** BEGIN Input material **

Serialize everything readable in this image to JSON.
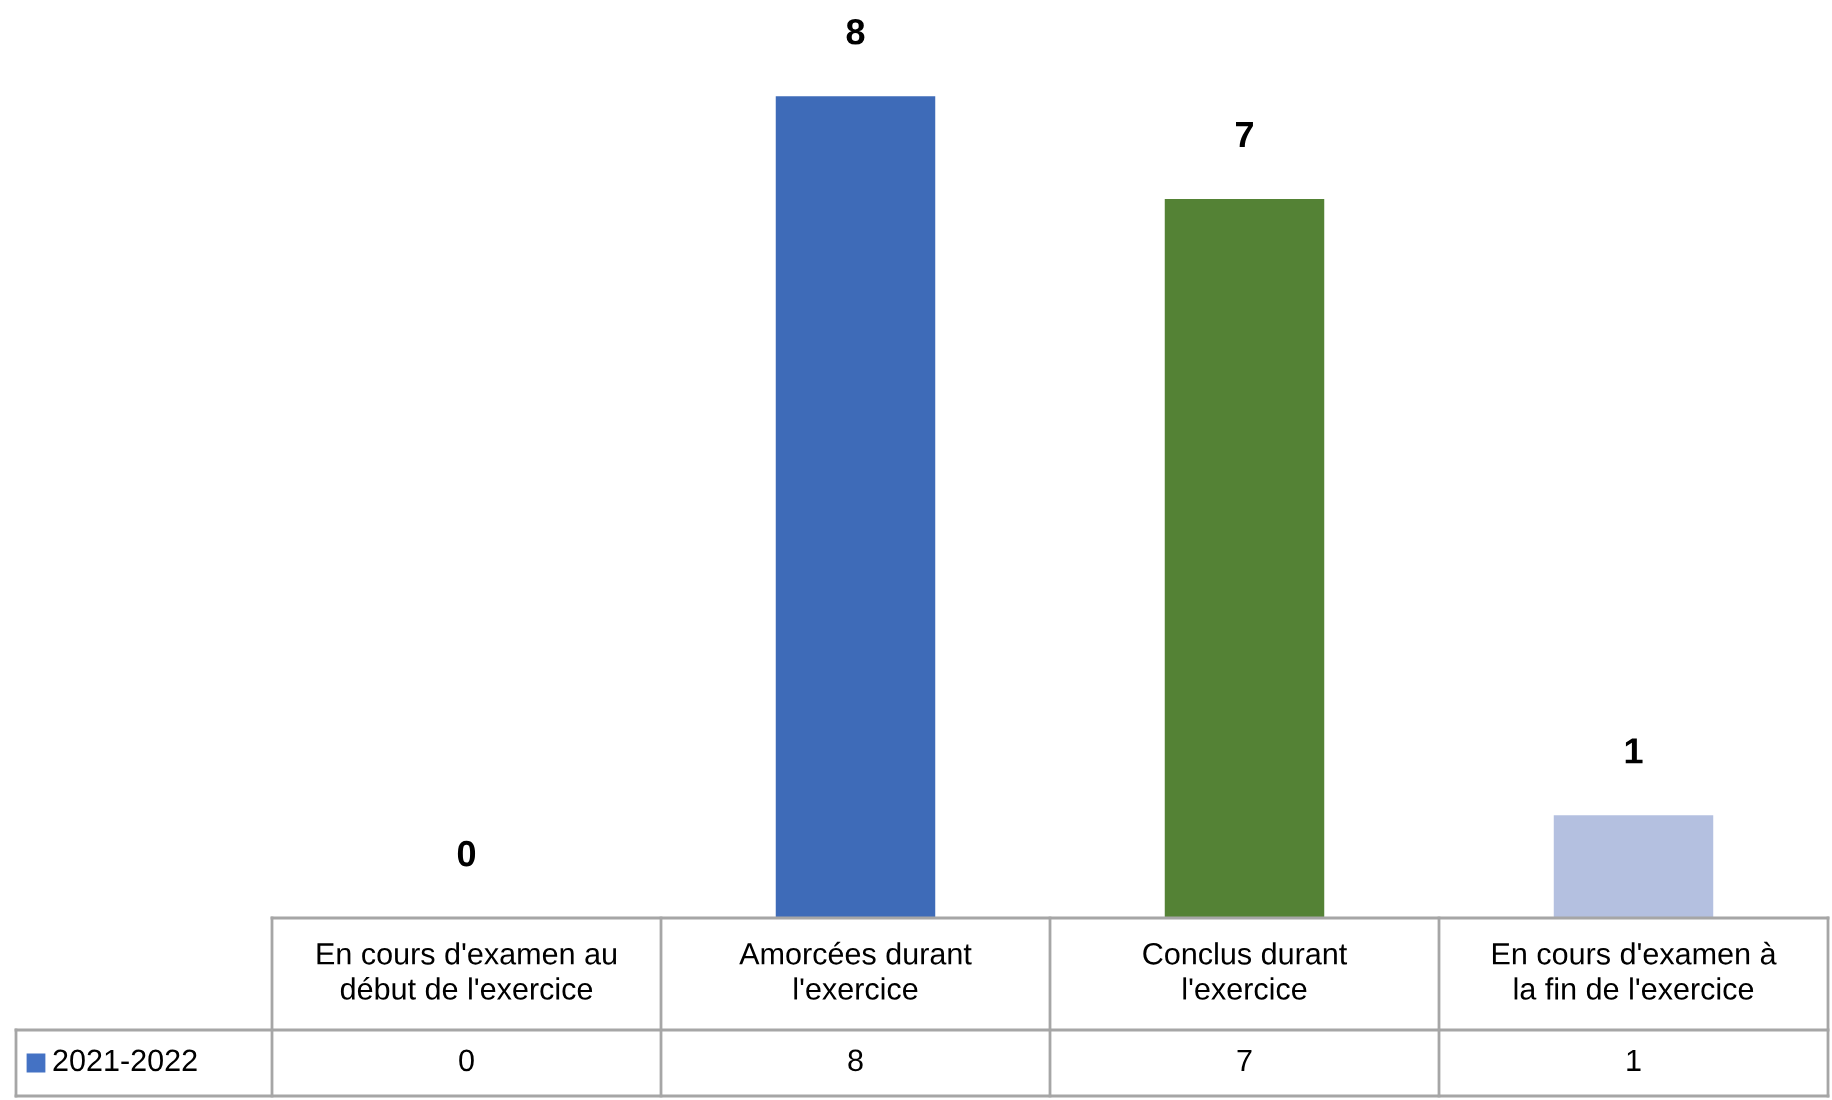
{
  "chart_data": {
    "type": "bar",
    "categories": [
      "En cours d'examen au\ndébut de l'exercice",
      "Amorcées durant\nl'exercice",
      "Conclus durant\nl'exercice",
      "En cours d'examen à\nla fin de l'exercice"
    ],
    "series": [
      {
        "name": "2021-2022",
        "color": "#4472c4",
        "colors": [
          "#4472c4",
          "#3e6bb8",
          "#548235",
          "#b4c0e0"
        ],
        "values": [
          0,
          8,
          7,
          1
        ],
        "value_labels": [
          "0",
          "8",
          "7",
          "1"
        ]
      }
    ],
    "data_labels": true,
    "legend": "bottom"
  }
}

** END Input material **

__Written task__.
Reproduce the data above in full, exactly as it is, with the pictures left out.

__Answer to the exercise__.
Serialize everything readable in this image to JSON.
{
  "chart_data": {
    "type": "bar",
    "categories": [
      "En cours d'examen au\ndébut de l'exercice",
      "Amorcées durant\nl'exercice",
      "Conclus durant\nl'exercice",
      "En cours d'examen à\nla fin de l'exercice"
    ],
    "series": [
      {
        "name": "2021-2022",
        "color": "#4472c4",
        "colors": [
          "#4472c4",
          "#3e6bb8",
          "#548235",
          "#b4c0e0"
        ],
        "values": [
          0,
          8,
          7,
          1
        ],
        "value_labels": [
          "0",
          "8",
          "7",
          "1"
        ]
      }
    ],
    "data_labels": true,
    "legend": "bottom"
  }
}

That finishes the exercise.